THE EXERCISE> Among the entries below, find the lines with "series" and copy them.
** START EXCERPTED RECORDS **
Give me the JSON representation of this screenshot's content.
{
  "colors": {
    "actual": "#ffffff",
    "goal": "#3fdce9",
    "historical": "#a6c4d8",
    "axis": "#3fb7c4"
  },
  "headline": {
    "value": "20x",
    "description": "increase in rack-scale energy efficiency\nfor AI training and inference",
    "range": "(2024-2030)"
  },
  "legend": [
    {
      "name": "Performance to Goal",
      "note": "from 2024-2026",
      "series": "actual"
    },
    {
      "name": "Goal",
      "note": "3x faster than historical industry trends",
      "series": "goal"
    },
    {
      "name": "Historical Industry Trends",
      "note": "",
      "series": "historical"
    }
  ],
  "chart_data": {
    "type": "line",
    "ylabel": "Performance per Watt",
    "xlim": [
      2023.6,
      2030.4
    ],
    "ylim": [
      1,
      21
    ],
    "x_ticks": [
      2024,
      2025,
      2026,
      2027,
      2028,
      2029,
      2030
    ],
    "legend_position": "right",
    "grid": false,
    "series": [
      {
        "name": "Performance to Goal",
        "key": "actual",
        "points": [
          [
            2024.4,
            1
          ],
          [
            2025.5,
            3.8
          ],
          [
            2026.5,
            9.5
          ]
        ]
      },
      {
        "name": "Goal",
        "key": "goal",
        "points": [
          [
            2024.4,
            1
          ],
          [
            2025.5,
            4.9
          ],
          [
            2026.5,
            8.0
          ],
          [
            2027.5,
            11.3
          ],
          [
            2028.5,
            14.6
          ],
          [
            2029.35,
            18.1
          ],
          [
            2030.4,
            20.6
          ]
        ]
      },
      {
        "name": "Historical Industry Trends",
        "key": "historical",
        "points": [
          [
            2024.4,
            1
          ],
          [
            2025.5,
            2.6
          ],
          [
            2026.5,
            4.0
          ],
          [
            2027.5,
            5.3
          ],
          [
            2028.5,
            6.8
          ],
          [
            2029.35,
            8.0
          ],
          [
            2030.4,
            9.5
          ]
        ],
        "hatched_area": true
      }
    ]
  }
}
** END EXCERPTED RECORDS **
FINISHED TASK>
      "series": "actual"
      "series": "goal"
      "series": "historical"
    "series": [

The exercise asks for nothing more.